Description of the task: Answer with one number: the count of lines in the listing below that hold the word "plain".

Data in this exercise:
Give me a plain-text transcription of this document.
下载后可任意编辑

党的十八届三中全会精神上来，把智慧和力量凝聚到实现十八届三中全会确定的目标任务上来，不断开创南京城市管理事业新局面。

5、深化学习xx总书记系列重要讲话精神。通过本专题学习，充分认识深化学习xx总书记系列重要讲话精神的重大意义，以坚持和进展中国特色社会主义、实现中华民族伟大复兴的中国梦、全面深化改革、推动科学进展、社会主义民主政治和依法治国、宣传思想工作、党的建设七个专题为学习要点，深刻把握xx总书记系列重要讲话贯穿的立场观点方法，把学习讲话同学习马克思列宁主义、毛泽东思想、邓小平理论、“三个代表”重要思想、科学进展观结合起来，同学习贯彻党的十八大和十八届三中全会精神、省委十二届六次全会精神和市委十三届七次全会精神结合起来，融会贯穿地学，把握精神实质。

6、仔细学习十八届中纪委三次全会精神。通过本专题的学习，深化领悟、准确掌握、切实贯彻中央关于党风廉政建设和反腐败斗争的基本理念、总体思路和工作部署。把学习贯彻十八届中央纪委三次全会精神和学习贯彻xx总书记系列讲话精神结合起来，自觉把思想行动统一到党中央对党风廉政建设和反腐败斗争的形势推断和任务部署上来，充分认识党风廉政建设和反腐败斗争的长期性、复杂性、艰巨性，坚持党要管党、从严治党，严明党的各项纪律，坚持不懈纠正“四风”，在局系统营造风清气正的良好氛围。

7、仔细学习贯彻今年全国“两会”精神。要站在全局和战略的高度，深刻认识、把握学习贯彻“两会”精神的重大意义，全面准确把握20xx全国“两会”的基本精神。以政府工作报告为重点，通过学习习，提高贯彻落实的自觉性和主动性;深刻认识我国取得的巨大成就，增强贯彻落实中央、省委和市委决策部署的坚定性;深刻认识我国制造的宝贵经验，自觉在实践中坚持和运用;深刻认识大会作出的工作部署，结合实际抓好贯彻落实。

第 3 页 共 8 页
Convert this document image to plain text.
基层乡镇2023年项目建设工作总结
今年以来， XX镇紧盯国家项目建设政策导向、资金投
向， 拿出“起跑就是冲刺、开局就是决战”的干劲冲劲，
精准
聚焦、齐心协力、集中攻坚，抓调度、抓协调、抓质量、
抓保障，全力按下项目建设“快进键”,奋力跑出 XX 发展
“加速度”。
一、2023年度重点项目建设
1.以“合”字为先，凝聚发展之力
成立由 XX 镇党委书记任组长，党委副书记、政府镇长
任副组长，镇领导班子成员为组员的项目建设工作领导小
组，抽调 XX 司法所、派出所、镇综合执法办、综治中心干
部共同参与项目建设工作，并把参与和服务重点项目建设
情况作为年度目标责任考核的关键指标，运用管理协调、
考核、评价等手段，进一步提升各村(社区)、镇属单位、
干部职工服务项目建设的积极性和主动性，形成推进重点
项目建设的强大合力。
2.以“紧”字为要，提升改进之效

Solution to this task: 2